** start Source records **

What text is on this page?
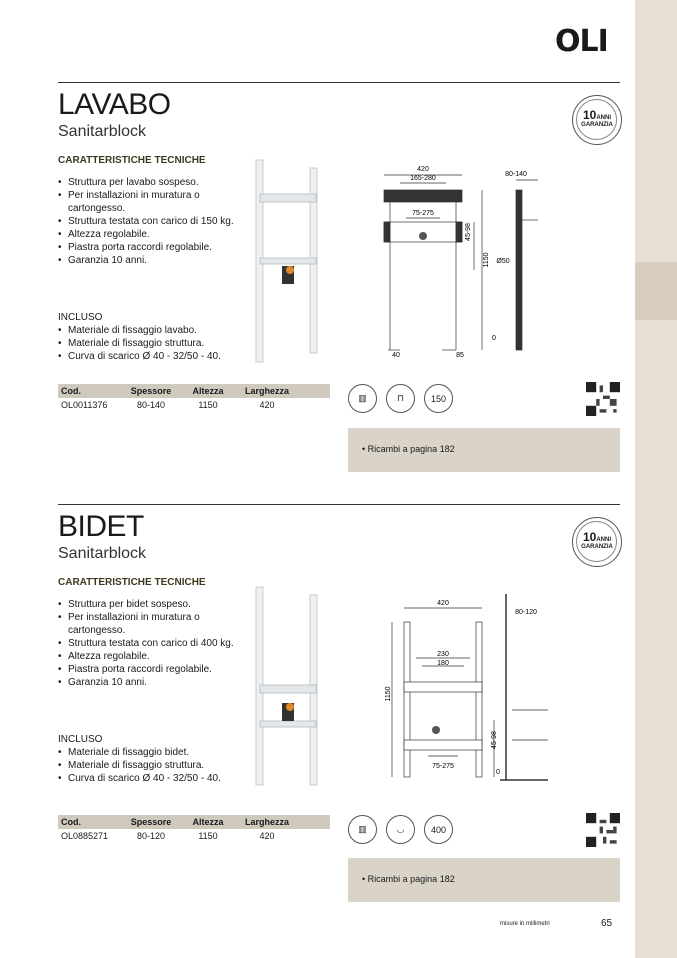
OLI
LAVABO
Sanitarblock
10ANNI
GARANZIA
CARATTERISTICHE TECNICHE
• Struttura per lavabo sospeso.
• Per installazioni in muratura o cartongesso.
• Struttura testata con carico di 150 kg.
• Altezza regolabile.
• Piastra porta raccordi regolabile.
• Garanzia 10 anni.
INCLUSO
• Materiale di fissaggio lavabo.
• Materiale di fissaggio struttura.
• Curva di scarico Ø 40 - 32/50 - 40.
420
165-280
75-275
1150
45-98
80-140
Ø50
40	85
0
Cod.	Spessore	Altezza	Larghezza
OL0011376	80-140	1150	420
▥	⊓	150
• Ricambi a pagina 182
BIDET
Sanitarblock
10ANNI
GARANZIA
CARATTERISTICHE TECNICHE
• Struttura per bidet sospeso.
• Per installazioni in muratura o cartongesso.
• Struttura testata con carico di 400 kg.
• Altezza regolabile.
• Piastra porta raccordi regolabile.
• Garanzia 10 anni.
INCLUSO
• Materiale di fissaggio bidet.
• Materiale di fissaggio struttura.
• Curva di scarico Ø 40 - 32/50 - 40.
420
230
180
75-275
1150
45-98
80-120
0
Cod.	Spessore	Altezza	Larghezza
OL0885271	80-120	1150	420
▥	◡	400
• Ricambi a pagina 182
misure in millimetri	65
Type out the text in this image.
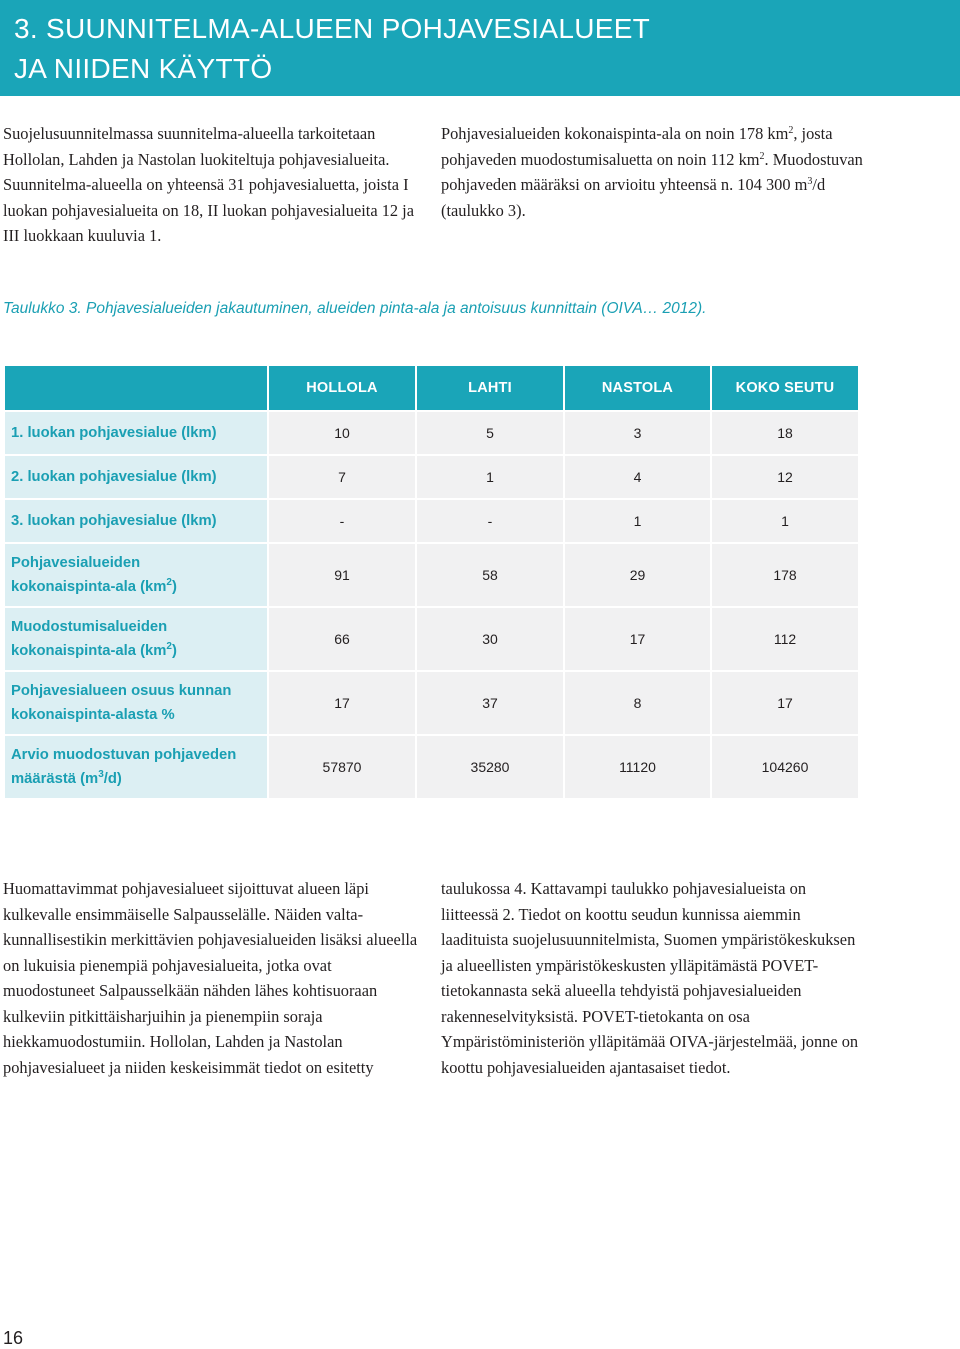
3. SUUNNITELMA-ALUEEN POHJAVESIALUEET
JA NIIDEN KÄYTTÖ

Suojelusuunnitelmassa suunnitelma-alueella tarkoitetaan Hollolan, Lahden ja Nastolan luokiteltuja pohjavesialueita. Suunnitelma-alueella on yhteensä 31 pohjavesialuetta, joista I luokan pohjavesialueita on 18, II luokan pohjavesialueita 12 ja III luokkaan kuuluvia 1.

Pohjavesialueiden kokonaispinta-ala on noin 178 $km^2$, josta pohjaveden muodostumisaluetta on noin 112 $km^2$. Muodostuvan pohjaveden määräksi on arvioitu yhteensä n. 104 300 $m^3/d$ (taulukko 3).

Taulukko 3. Pohjavesialueiden jakautuminen, alueiden pinta-ala ja antoisuus kunnittain (OIVA… 2012).
	HOLLOLA	LAHTI	NASTOLA	KOKO SEUTU
1. luokan pohjavesialue (lkm)	10	5	3	18
2. luokan pohjavesialue (lkm)	7	1	4	12
3. luokan pohjavesialue (lkm)	-	-	1	1
Pohjavesialueiden
kokonaispinta-ala $(km^2)$	91	58	29	178
Muodostumisalueiden
kokonaispinta-ala $(km^2)$	66	30	17	112
Pohjavesialueen osuus kunnan
kokonaispinta-alasta %	17	37	8	17
Arvio muodostuvan pohjaveden
määrästä $(m^3/d)$	57870	35280	11120	104260

Huomattavimmat pohjavesialueet sijoittuvat alueen läpi kulkevalle ensimmäiselle Salpausselälle. Näiden valtakunnallisestikin merkittävien pohjavesialueiden lisäksi alueella on lukuisia pienempiä pohjavesialueita, jotka ovat muodostuneet Salpausselkään nähden lähes kohtisuoraan kulkeviin pitkittäisharjuihin ja pienempiin soraja hiekkamuodostumiin. Hollolan, Lahden ja Nastolan pohjavesialueet ja niiden keskeisimmät tiedot on esitetty

taulukossa 4. Kattavampi taulukko pohjavesialueista on liitteessä 2. Tiedot on koottu seudun kunnissa aiemmin laadituista suojelusuunnitelmista, Suomen ympäristökeskuksen ja alueellisten ympäristökeskusten ylläpitämästä POVET-tietokannasta sekä alueella tehdyistä pohjavesialueiden rakenneselvityksistä. POVET-tietokanta on osa Ympäristöministeriön ylläpitämää OIVA-järjestelmää, jonne on koottu pohjavesialueiden ajantasaiset tiedot.

16
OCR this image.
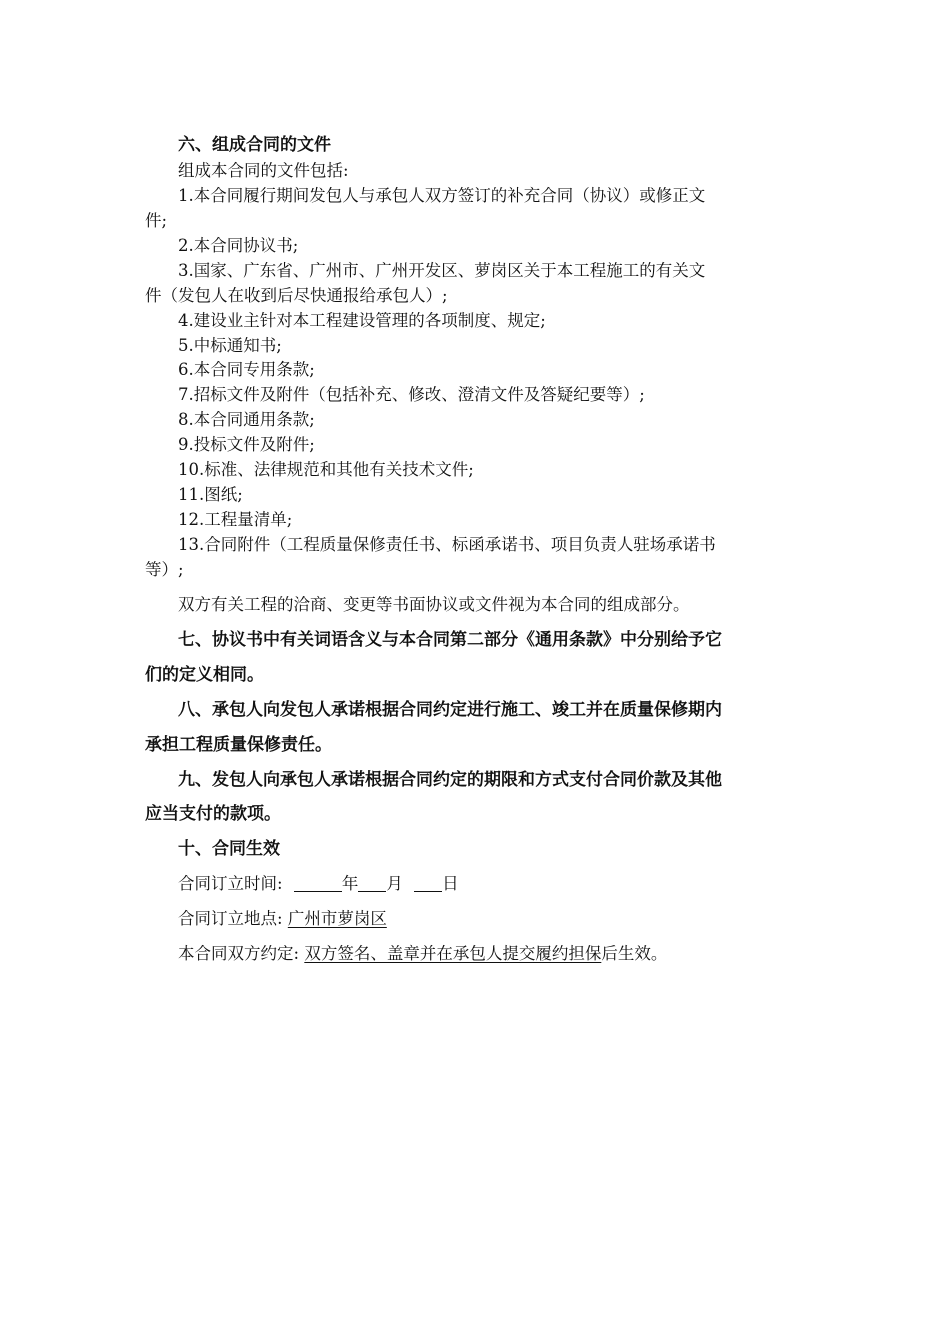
六、组成合同的文件
组成本合同的文件包括:
1.本合同履行期间发包人与承包人双方签订的补充合同（协议）或修正文
件;
2.本合同协议书;
3.国家、广东省、广州市、广州开发区、萝岗区关于本工程施工的有关文
件（发包人在收到后尽快通报给承包人）;
4.建设业主针对本工程建设管理的各项制度、规定;
5.中标通知书;
6.本合同专用条款;
7.招标文件及附件（包括补充、修改、澄清文件及答疑纪要等）;
8.本合同通用条款;
9.投标文件及附件;
10.标准、法律规范和其他有关技术文件;
11.图纸;
12.工程量清单;
13.合同附件（工程质量保修责任书、标函承诺书、项目负责人驻场承诺书
等）;
双方有关工程的洽商、变更等书面协议或文件视为本合同的组成部分。
七、协议书中有关词语含义与本合同第二部分《通用条款》中分别给予它
们的定义相同。
八、承包人向发包人承诺根据合同约定进行施工、竣工并在质量保修期内
承担工程质量保修责任。
九、发包人向承包人承诺根据合同约定的期限和方式支付合同价款及其他
应当支付的款项。
十、合同生效
合同订立时间:	年 月 日
合同订立地点: 广州市萝岗区
本合同双方约定: 双方签名、盖章并在承包人提交履约担保后生效。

** end Source records **

Write the entries above out again exactly, but not the pictures.

What text is on this page?
OLI
LAVABO
Sanitarblock
10ANNI
GARANZIA
CARATTERISTICHE TECNICHE
• Struttura per lavabo sospeso.
• Per installazioni in muratura o cartongesso.
• Struttura testata con carico di 150 kg.
• Altezza regolabile.
• Piastra porta raccordi regolabile.
• Garanzia 10 anni.
INCLUSO
• Materiale di fissaggio lavabo.
• Materiale di fissaggio struttura.
• Curva di scarico Ø 40 - 32/50 - 40.
420
165-280
75-275
1150
45-98
80-140
Ø50
40	85
0
Cod.	Spessore	Altezza	Larghezza
OL0011376	80-140	1150	420
▥	⊓	150
• Ricambi a pagina 182
BIDET
Sanitarblock
10ANNI
GARANZIA
CARATTERISTICHE TECNICHE
• Struttura per bidet sospeso.
• Per installazioni in muratura o cartongesso.
• Struttura testata con carico di 400 kg.
• Altezza regolabile.
• Piastra porta raccordi regolabile.
• Garanzia 10 anni.
INCLUSO
• Materiale di fissaggio bidet.
• Materiale di fissaggio struttura.
• Curva di scarico Ø 40 - 32/50 - 40.
420
230
180
75-275
1150
45-98
80-120
0
Cod.	Spessore	Altezza	Larghezza
OL0885271	80-120	1150	420
▥	◡	400
• Ricambi a pagina 182
misure in millimetri	65
Type out the text in this image.
3. SUUNNITELMA-ALUEEN POHJAVESIALUEET
JA NIIDEN KÄYTTÖ

Suojelusuunnitelmassa suunnitelma-alueella tarkoitetaan Hollolan, Lahden ja Nastolan luokiteltuja pohjavesialueita. Suunnitelma-alueella on yhteensä 31 pohjavesialuetta, joista I luokan pohjavesialueita on 18, II luokan pohjavesialueita 12 ja III luokkaan kuuluvia 1.

Pohjavesialueiden kokonaispinta-ala on noin 178 $km^2$, josta pohjaveden muodostumisaluetta on noin 112 $km^2$. Muodostuvan pohjaveden määräksi on arvioitu yhteensä n. 104 300 $m^3/d$ (taulukko 3).

Taulukko 3. Pohjavesialueiden jakautuminen, alueiden pinta-ala ja antoisuus kunnittain (OIVA… 2012).
	HOLLOLA	LAHTI	NASTOLA	KOKO SEUTU
1. luokan pohjavesialue (lkm)	10	5	3	18
2. luokan pohjavesialue (lkm)	7	1	4	12
3. luokan pohjavesialue (lkm)	-	-	1	1
Pohjavesialueiden
kokonaispinta-ala $(km^2)$	91	58	29	178
Muodostumisalueiden
kokonaispinta-ala $(km^2)$	66	30	17	112
Pohjavesialueen osuus kunnan
kokonaispinta-alasta %	17	37	8	17
Arvio muodostuvan pohjaveden
määrästä $(m^3/d)$	57870	35280	11120	104260

Huomattavimmat pohjavesialueet sijoittuvat alueen läpi kulkevalle ensimmäiselle Salpausselälle. Näiden valtakunnallisestikin merkittävien pohjavesialueiden lisäksi alueella on lukuisia pienempiä pohjavesialueita, jotka ovat muodostuneet Salpausselkään nähden lähes kohtisuoraan kulkeviin pitkittäisharjuihin ja pienempiin soraja hiekkamuodostumiin. Hollolan, Lahden ja Nastolan pohjavesialueet ja niiden keskeisimmät tiedot on esitetty

taulukossa 4. Kattavampi taulukko pohjavesialueista on liitteessä 2. Tiedot on koottu seudun kunnissa aiemmin laadituista suojelusuunnitelmista, Suomen ympäristökeskuksen ja alueellisten ympäristökeskusten ylläpitämästä POVET-tietokannasta sekä alueella tehdyistä pohjavesialueiden rakenneselvityksistä. POVET-tietokanta on osa Ympäristöministeriön ylläpitämää OIVA-järjestelmää, jonne on koottu pohjavesialueiden ajantasaiset tiedot.

16
OCR this image.
六、组成合同的文件
组成本合同的文件包括:
1.本合同履行期间发包人与承包人双方签订的补充合同（协议）或修正文
件;
2.本合同协议书;
3.国家、广东省、广州市、广州开发区、萝岗区关于本工程施工的有关文
件（发包人在收到后尽快通报给承包人）;
4.建设业主针对本工程建设管理的各项制度、规定;
5.中标通知书;
6.本合同专用条款;
7.招标文件及附件（包括补充、修改、澄清文件及答疑纪要等）;
8.本合同通用条款;
9.投标文件及附件;
10.标准、法律规范和其他有关技术文件;
11.图纸;
12.工程量清单;
13.合同附件（工程质量保修责任书、标函承诺书、项目负责人驻场承诺书
等）;
双方有关工程的洽商、变更等书面协议或文件视为本合同的组成部分。
七、协议书中有关词语含义与本合同第二部分《通用条款》中分别给予它
们的定义相同。
八、承包人向发包人承诺根据合同约定进行施工、竣工并在质量保修期内
承担工程质量保修责任。
九、发包人向承包人承诺根据合同约定的期限和方式支付合同价款及其他
应当支付的款项。
十、合同生效
合同订立时间:	年 月 日
合同订立地点: 广州市萝岗区
本合同双方约定: 双方签名、盖章并在承包人提交履约担保后生效。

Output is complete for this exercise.